Problem:
Write out the listing in full, matching it word for word.

Provided records:
--------------------------------------------------

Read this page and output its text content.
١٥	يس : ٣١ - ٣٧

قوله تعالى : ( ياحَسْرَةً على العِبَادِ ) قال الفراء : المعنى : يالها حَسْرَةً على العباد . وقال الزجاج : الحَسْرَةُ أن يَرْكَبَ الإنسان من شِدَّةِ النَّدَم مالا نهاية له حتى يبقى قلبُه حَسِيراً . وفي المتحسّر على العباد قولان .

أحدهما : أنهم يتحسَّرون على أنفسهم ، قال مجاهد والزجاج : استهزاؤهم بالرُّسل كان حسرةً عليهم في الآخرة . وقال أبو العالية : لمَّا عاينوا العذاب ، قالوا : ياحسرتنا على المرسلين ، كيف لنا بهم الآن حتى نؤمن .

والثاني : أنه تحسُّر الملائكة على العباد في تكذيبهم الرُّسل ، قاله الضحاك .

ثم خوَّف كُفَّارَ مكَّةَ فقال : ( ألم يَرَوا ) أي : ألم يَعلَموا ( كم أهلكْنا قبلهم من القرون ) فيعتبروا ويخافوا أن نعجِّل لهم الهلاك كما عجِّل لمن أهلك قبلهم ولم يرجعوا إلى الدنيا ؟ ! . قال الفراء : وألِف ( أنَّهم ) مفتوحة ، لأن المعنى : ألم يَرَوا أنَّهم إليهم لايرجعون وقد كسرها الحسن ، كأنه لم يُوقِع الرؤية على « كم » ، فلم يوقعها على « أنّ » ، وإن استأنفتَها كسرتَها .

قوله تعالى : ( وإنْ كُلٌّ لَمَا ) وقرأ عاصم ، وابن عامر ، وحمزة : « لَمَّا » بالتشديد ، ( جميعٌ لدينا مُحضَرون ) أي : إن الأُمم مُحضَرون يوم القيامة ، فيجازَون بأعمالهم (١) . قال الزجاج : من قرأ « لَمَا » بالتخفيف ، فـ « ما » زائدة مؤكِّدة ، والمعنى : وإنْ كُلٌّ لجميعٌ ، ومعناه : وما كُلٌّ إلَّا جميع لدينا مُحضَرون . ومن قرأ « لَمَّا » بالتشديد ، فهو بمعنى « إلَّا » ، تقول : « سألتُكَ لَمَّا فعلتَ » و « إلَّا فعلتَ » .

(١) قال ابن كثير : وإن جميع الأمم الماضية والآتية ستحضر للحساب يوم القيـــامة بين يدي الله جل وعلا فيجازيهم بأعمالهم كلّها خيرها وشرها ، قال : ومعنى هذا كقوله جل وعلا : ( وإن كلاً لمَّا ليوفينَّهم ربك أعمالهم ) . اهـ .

--------------------------------------------------

Solution:
Read this page and output its text content.
١٥	يس : ٣١ - ٣٧

قوله تعالى : ( ياحَسْرَةً على العِبَادِ ) قال الفراء : المعنى : يالها حَسْرَةً على العباد . وقال الزجاج : الحَسْرَةُ أن يَرْكَبَ الإنسان من شِدَّةِ النَّدَم مالا نهاية له حتى يبقى قلبُه حَسِيراً . وفي المتحسّر على العباد قولان .

أحدهما : أنهم يتحسَّرون على أنفسهم ، قال مجاهد والزجاج : استهزاؤهم بالرُّسل كان حسرةً عليهم في الآخرة . وقال أبو العالية : لمَّا عاينوا العذاب ، قالوا : ياحسرتنا على المرسلين ، كيف لنا بهم الآن حتى نؤمن .

والثاني : أنه تحسُّر الملائكة على العباد في تكذيبهم الرُّسل ، قاله الضحاك .

ثم خوَّف كُفَّارَ مكَّةَ فقال : ( ألم يَرَوا ) أي : ألم يَعلَموا ( كم أهلكْنا قبلهم من القرون ) فيعتبروا ويخافوا أن نعجِّل لهم الهلاك كما عجِّل لمن أهلك قبلهم ولم يرجعوا إلى الدنيا ؟ ! . قال الفراء : وألِف ( أنَّهم ) مفتوحة ، لأن المعنى : ألم يَرَوا أنَّهم إليهم لايرجعون وقد كسرها الحسن ، كأنه لم يُوقِع الرؤية على « كم » ، فلم يوقعها على « أنّ » ، وإن استأنفتَها كسرتَها .

قوله تعالى : ( وإنْ كُلٌّ لَمَا ) وقرأ عاصم ، وابن عامر ، وحمزة : « لَمَّا » بالتشديد ، ( جميعٌ لدينا مُحضَرون ) أي : إن الأُمم مُحضَرون يوم القيامة ، فيجازَون بأعمالهم (١) . قال الزجاج : من قرأ « لَمَا » بالتخفيف ، فـ « ما » زائدة مؤكِّدة ، والمعنى : وإنْ كُلٌّ لجميعٌ ، ومعناه : وما كُلٌّ إلَّا جميع لدينا مُحضَرون . ومن قرأ « لَمَّا » بالتشديد ، فهو بمعنى « إلَّا » ، تقول : « سألتُكَ لَمَّا فعلتَ » و « إلَّا فعلتَ » .

(١) قال ابن كثير : وإن جميع الأمم الماضية والآتية ستحضر للحساب يوم القيـــامة بين يدي الله جل وعلا فيجازيهم بأعمالهم كلّها خيرها وشرها ، قال : ومعنى هذا كقوله جل وعلا : ( وإن كلاً لمَّا ليوفينَّهم ربك أعمالهم ) . اهـ .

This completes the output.